YOUR GOAL
Below is a block of data; give all of it again word for word.

PROVIDED DATA
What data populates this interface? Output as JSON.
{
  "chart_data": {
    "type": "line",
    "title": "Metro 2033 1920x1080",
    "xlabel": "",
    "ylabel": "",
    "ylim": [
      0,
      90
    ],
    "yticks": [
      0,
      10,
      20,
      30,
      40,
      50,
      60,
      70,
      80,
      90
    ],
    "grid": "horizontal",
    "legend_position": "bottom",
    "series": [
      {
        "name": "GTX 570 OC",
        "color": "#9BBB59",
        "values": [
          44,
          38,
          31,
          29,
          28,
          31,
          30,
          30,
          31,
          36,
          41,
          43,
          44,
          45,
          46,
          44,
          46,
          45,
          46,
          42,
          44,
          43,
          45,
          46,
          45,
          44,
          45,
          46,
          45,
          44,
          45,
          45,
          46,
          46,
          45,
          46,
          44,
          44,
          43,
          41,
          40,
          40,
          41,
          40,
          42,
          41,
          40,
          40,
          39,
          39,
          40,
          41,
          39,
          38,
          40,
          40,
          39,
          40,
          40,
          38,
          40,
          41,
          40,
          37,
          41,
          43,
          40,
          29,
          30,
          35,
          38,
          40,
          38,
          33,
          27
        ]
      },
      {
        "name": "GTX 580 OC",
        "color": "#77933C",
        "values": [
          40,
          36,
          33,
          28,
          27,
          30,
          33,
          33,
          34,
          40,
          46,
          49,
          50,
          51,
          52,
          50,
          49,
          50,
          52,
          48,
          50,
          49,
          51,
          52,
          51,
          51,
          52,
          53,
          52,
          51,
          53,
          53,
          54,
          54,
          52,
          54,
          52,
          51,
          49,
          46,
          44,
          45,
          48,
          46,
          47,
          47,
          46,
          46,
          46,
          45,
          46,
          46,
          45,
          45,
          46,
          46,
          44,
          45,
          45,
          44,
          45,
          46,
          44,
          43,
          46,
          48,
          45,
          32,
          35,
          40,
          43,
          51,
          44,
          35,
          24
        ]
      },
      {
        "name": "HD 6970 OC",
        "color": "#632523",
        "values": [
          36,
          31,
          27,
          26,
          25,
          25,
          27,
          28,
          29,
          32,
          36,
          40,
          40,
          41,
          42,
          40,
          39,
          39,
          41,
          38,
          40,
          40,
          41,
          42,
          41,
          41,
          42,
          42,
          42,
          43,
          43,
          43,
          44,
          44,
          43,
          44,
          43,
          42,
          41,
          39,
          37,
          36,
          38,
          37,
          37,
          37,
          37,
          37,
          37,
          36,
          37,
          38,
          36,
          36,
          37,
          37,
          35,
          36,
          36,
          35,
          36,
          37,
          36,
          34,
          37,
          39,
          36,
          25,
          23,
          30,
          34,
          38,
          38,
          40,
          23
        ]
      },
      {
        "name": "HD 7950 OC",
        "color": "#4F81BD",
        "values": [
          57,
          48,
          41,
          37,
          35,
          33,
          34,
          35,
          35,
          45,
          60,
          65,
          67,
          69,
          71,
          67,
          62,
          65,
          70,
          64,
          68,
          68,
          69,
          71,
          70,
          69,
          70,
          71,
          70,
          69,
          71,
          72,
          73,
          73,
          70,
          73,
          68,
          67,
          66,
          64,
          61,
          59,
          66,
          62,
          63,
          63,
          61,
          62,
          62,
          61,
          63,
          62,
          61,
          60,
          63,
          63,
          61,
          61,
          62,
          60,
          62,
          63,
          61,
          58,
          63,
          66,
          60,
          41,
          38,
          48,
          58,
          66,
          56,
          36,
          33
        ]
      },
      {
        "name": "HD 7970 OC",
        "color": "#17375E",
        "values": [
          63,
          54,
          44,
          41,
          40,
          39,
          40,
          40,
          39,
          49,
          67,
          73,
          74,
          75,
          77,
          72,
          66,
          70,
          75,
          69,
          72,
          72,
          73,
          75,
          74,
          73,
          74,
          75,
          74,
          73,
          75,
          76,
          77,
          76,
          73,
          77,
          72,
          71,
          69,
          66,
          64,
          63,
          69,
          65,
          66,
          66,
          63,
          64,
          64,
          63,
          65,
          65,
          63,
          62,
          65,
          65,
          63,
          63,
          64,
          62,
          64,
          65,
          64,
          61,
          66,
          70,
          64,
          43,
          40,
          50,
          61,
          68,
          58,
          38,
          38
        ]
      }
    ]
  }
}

ANSWER FOR THE TASK
What data populates this interface? Output as JSON.
{
  "chart_data": {
    "type": "line",
    "title": "Metro 2033 1920x1080",
    "xlabel": "",
    "ylabel": "",
    "ylim": [
      0,
      90
    ],
    "yticks": [
      0,
      10,
      20,
      30,
      40,
      50,
      60,
      70,
      80,
      90
    ],
    "grid": "horizontal",
    "legend_position": "bottom",
    "series": [
      {
        "name": "GTX 570 OC",
        "color": "#9BBB59",
        "values": [
          44,
          38,
          31,
          29,
          28,
          31,
          30,
          30,
          31,
          36,
          41,
          43,
          44,
          45,
          46,
          44,
          46,
          45,
          46,
          42,
          44,
          43,
          45,
          46,
          45,
          44,
          45,
          46,
          45,
          44,
          45,
          45,
          46,
          46,
          45,
          46,
          44,
          44,
          43,
          41,
          40,
          40,
          41,
          40,
          42,
          41,
          40,
          40,
          39,
          39,
          40,
          41,
          39,
          38,
          40,
          40,
          39,
          40,
          40,
          38,
          40,
          41,
          40,
          37,
          41,
          43,
          40,
          29,
          30,
          35,
          38,
          40,
          38,
          33,
          27
        ]
      },
      {
        "name": "GTX 580 OC",
        "color": "#77933C",
        "values": [
          40,
          36,
          33,
          28,
          27,
          30,
          33,
          33,
          34,
          40,
          46,
          49,
          50,
          51,
          52,
          50,
          49,
          50,
          52,
          48,
          50,
          49,
          51,
          52,
          51,
          51,
          52,
          53,
          52,
          51,
          53,
          53,
          54,
          54,
          52,
          54,
          52,
          51,
          49,
          46,
          44,
          45,
          48,
          46,
          47,
          47,
          46,
          46,
          46,
          45,
          46,
          46,
          45,
          45,
          46,
          46,
          44,
          45,
          45,
          44,
          45,
          46,
          44,
          43,
          46,
          48,
          45,
          32,
          35,
          40,
          43,
          51,
          44,
          35,
          24
        ]
      },
      {
        "name": "HD 6970 OC",
        "color": "#632523",
        "values": [
          36,
          31,
          27,
          26,
          25,
          25,
          27,
          28,
          29,
          32,
          36,
          40,
          40,
          41,
          42,
          40,
          39,
          39,
          41,
          38,
          40,
          40,
          41,
          42,
          41,
          41,
          42,
          42,
          42,
          43,
          43,
          43,
          44,
          44,
          43,
          44,
          43,
          42,
          41,
          39,
          37,
          36,
          38,
          37,
          37,
          37,
          37,
          37,
          37,
          36,
          37,
          38,
          36,
          36,
          37,
          37,
          35,
          36,
          36,
          35,
          36,
          37,
          36,
          34,
          37,
          39,
          36,
          25,
          23,
          30,
          34,
          38,
          38,
          40,
          23
        ]
      },
      {
        "name": "HD 7950 OC",
        "color": "#4F81BD",
        "values": [
          57,
          48,
          41,
          37,
          35,
          33,
          34,
          35,
          35,
          45,
          60,
          65,
          67,
          69,
          71,
          67,
          62,
          65,
          70,
          64,
          68,
          68,
          69,
          71,
          70,
          69,
          70,
          71,
          70,
          69,
          71,
          72,
          73,
          73,
          70,
          73,
          68,
          67,
          66,
          64,
          61,
          59,
          66,
          62,
          63,
          63,
          61,
          62,
          62,
          61,
          63,
          62,
          61,
          60,
          63,
          63,
          61,
          61,
          62,
          60,
          62,
          63,
          61,
          58,
          63,
          66,
          60,
          41,
          38,
          48,
          58,
          66,
          56,
          36,
          33
        ]
      },
      {
        "name": "HD 7970 OC",
        "color": "#17375E",
        "values": [
          63,
          54,
          44,
          41,
          40,
          39,
          40,
          40,
          39,
          49,
          67,
          73,
          74,
          75,
          77,
          72,
          66,
          70,
          75,
          69,
          72,
          72,
          73,
          75,
          74,
          73,
          74,
          75,
          74,
          73,
          75,
          76,
          77,
          76,
          73,
          77,
          72,
          71,
          69,
          66,
          64,
          63,
          69,
          65,
          66,
          66,
          63,
          64,
          64,
          63,
          65,
          65,
          63,
          62,
          65,
          65,
          63,
          63,
          64,
          62,
          64,
          65,
          64,
          61,
          66,
          70,
          64,
          43,
          40,
          50,
          61,
          68,
          58,
          38,
          38
        ]
      }
    ]
  }
}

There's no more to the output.